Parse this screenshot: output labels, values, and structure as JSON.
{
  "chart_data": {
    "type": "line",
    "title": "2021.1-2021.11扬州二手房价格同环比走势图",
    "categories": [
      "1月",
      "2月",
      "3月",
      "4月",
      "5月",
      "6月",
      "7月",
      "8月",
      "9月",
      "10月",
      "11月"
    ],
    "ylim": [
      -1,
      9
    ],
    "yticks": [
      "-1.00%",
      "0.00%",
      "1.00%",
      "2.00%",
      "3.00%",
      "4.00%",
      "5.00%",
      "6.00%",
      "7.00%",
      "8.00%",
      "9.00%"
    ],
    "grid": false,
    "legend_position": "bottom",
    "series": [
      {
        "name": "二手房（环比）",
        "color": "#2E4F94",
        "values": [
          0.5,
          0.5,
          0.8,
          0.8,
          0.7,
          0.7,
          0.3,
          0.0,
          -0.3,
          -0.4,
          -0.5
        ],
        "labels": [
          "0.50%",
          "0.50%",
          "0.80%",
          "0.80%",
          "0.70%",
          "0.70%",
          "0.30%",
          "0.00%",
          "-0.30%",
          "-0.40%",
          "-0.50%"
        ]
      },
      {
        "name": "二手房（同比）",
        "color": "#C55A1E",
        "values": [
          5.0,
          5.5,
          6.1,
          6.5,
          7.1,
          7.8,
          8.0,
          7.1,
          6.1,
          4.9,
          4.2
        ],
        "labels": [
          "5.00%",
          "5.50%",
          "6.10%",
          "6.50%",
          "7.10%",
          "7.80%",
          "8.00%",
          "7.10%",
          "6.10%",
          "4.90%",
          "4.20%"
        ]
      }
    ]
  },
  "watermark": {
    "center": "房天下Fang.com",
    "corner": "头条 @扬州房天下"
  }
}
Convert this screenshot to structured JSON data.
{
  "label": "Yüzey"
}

Request:
In the records above, locate each line with the word "JSON". Copy all such lines.

Finished task:
Parse this screenshot: output labels, values, and structure as JSON.
Convert this screenshot to structured JSON data.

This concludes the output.